Excerpts from a figure dataset:
+---+
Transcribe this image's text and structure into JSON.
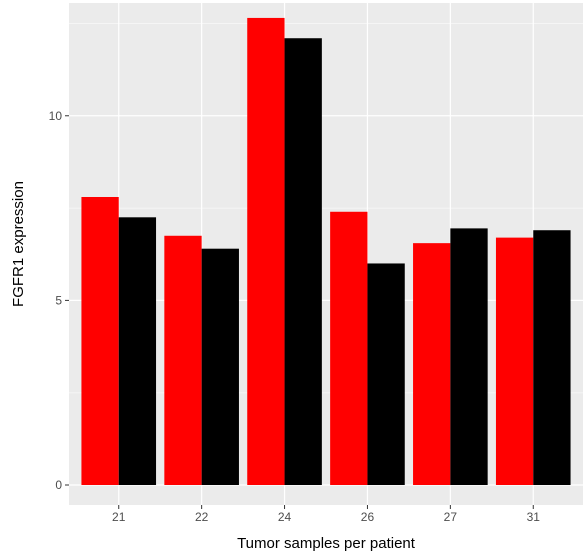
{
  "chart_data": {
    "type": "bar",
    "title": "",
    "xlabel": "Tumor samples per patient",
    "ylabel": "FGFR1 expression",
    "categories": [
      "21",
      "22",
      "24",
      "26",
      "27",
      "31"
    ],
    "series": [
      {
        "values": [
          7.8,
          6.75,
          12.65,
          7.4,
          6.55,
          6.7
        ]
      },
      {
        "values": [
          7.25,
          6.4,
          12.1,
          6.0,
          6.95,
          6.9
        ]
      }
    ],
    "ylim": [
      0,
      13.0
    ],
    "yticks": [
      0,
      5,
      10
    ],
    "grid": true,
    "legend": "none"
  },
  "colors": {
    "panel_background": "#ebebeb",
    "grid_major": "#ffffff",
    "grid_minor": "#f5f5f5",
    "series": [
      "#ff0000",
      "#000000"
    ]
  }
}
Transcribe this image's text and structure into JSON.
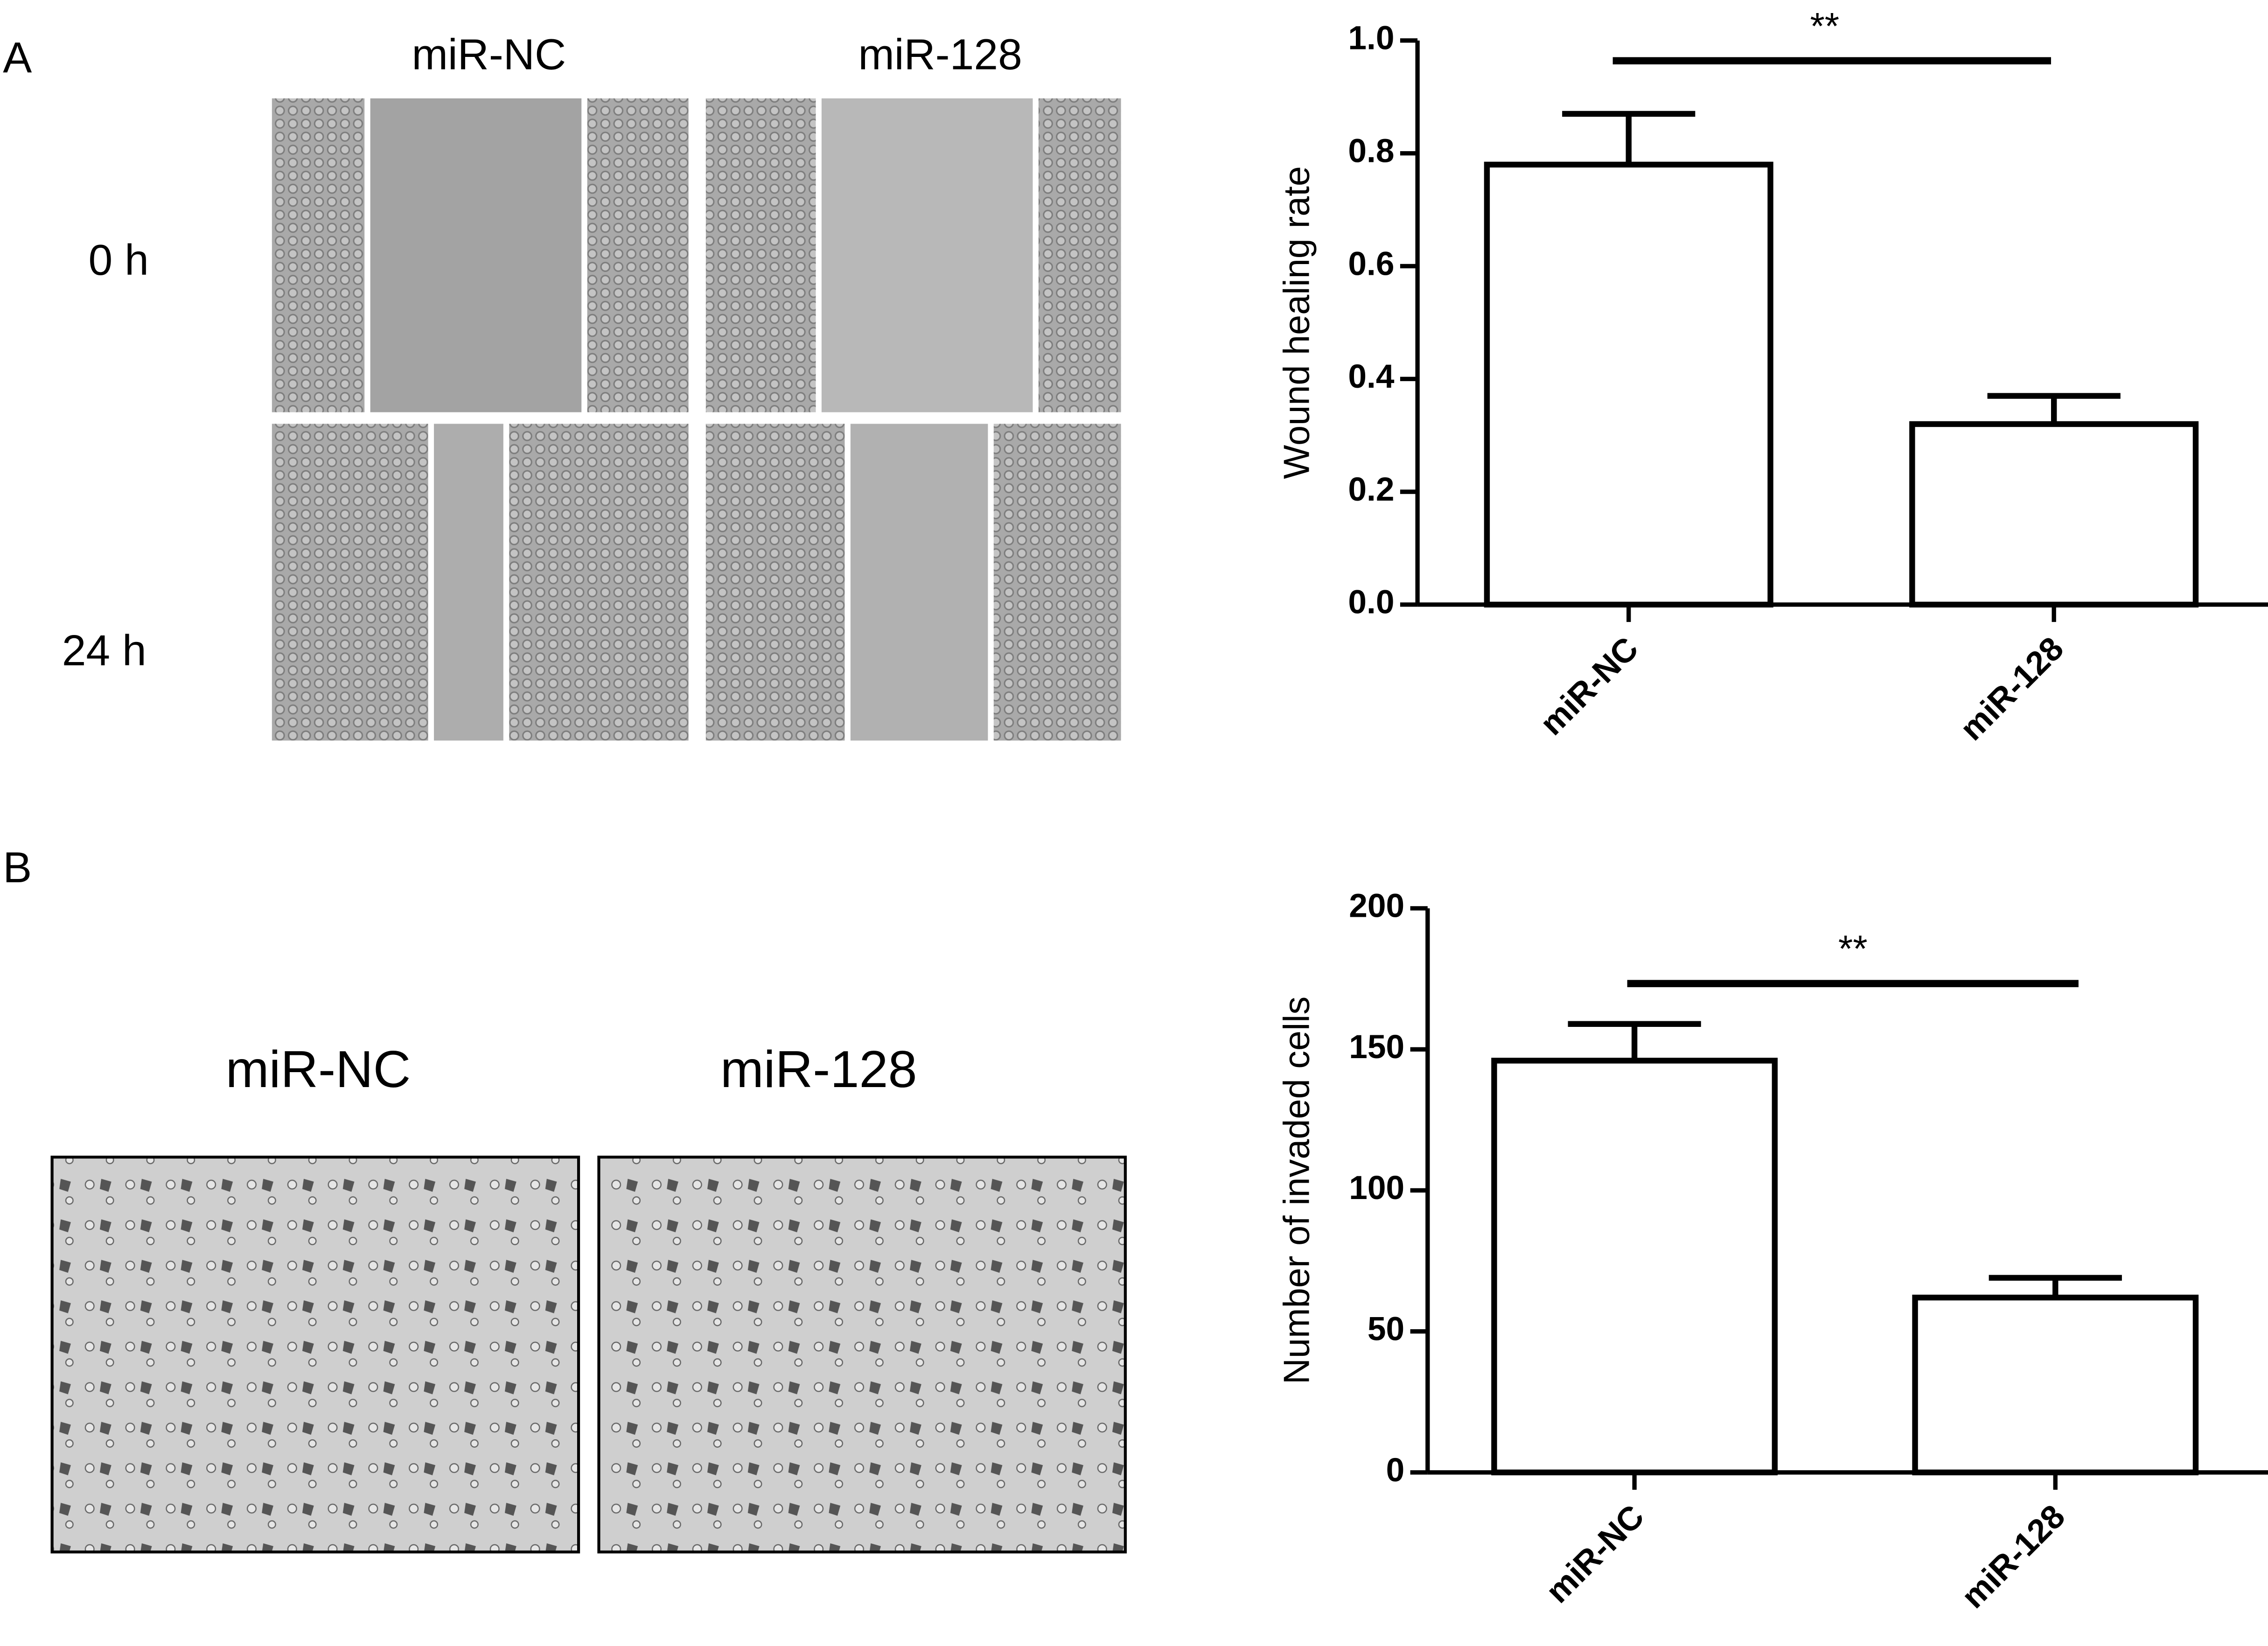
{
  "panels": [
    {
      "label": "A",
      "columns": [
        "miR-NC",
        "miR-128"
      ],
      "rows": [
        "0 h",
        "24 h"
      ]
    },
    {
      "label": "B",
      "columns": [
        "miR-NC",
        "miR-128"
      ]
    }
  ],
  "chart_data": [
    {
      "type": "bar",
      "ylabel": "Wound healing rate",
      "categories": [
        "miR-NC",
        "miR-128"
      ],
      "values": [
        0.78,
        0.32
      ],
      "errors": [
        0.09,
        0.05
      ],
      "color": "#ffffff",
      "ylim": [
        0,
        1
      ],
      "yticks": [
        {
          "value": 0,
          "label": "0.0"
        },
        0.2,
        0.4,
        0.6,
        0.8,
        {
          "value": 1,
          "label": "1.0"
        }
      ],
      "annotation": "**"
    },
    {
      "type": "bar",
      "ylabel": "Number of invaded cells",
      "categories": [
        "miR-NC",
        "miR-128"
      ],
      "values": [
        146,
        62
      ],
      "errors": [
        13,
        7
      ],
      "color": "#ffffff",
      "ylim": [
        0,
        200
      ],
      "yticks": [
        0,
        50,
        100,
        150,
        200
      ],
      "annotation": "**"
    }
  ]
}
+---+
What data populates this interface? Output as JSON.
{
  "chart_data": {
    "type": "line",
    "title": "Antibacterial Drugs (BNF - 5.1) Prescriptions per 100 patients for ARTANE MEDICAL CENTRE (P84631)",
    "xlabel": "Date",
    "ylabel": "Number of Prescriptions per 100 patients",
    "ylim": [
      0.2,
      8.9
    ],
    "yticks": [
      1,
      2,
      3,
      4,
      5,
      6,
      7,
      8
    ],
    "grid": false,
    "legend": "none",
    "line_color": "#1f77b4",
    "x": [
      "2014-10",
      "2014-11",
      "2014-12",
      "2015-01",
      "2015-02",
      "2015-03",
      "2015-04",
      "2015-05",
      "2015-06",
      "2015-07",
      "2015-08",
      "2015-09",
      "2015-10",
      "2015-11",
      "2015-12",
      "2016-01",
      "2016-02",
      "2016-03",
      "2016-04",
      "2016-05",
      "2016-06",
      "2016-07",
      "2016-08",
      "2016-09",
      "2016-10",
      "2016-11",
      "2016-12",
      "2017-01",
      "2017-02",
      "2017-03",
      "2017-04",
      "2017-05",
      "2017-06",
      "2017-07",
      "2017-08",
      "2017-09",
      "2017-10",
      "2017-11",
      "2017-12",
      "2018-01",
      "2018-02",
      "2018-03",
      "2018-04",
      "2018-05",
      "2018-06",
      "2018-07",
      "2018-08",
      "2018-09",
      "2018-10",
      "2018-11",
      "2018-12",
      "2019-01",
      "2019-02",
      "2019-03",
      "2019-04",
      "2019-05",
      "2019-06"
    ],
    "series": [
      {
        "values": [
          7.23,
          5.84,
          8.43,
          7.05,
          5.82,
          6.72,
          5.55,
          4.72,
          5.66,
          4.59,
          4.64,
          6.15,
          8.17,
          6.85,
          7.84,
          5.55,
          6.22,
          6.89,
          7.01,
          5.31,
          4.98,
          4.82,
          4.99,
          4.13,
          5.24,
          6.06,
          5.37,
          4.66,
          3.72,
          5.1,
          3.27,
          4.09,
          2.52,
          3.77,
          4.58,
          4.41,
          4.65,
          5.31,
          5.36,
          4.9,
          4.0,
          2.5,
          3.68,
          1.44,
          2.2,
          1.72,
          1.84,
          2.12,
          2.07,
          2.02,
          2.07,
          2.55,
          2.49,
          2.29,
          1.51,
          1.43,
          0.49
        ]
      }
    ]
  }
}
+---+
TASK PROMPT — In the records above, the lines containing the string "Prescriptions" should be counted; give only the total.

ANSWER TO THE EXERCISE — 2